Exercise :: From the entries below, tally how many lines contain "السفارة" and report only that figure.

Records provided ::
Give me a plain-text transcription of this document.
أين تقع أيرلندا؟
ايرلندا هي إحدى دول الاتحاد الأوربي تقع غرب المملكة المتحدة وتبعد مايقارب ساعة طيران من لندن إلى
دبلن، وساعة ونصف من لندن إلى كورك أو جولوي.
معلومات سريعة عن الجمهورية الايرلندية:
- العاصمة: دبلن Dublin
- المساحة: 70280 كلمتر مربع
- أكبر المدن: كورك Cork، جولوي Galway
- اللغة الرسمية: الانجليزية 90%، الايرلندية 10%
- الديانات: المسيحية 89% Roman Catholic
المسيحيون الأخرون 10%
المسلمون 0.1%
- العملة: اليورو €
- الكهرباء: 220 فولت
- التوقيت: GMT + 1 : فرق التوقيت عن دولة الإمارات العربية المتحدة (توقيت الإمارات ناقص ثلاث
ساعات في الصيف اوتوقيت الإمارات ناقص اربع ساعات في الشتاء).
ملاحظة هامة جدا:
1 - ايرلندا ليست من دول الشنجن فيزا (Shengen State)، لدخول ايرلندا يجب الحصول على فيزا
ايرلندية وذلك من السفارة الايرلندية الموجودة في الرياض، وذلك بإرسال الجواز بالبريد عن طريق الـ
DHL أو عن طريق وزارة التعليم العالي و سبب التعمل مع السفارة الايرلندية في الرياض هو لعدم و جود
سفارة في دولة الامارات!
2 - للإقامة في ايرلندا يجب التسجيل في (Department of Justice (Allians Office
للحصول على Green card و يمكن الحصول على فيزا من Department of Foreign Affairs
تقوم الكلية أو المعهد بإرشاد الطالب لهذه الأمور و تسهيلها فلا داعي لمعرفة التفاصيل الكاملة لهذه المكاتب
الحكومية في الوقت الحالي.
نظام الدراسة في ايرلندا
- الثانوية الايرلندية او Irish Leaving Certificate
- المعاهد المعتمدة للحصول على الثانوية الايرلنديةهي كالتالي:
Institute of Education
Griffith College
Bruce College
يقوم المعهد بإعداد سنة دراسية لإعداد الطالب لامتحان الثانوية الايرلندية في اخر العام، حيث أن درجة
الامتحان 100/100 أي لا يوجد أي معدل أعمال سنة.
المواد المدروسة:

Final result :: 2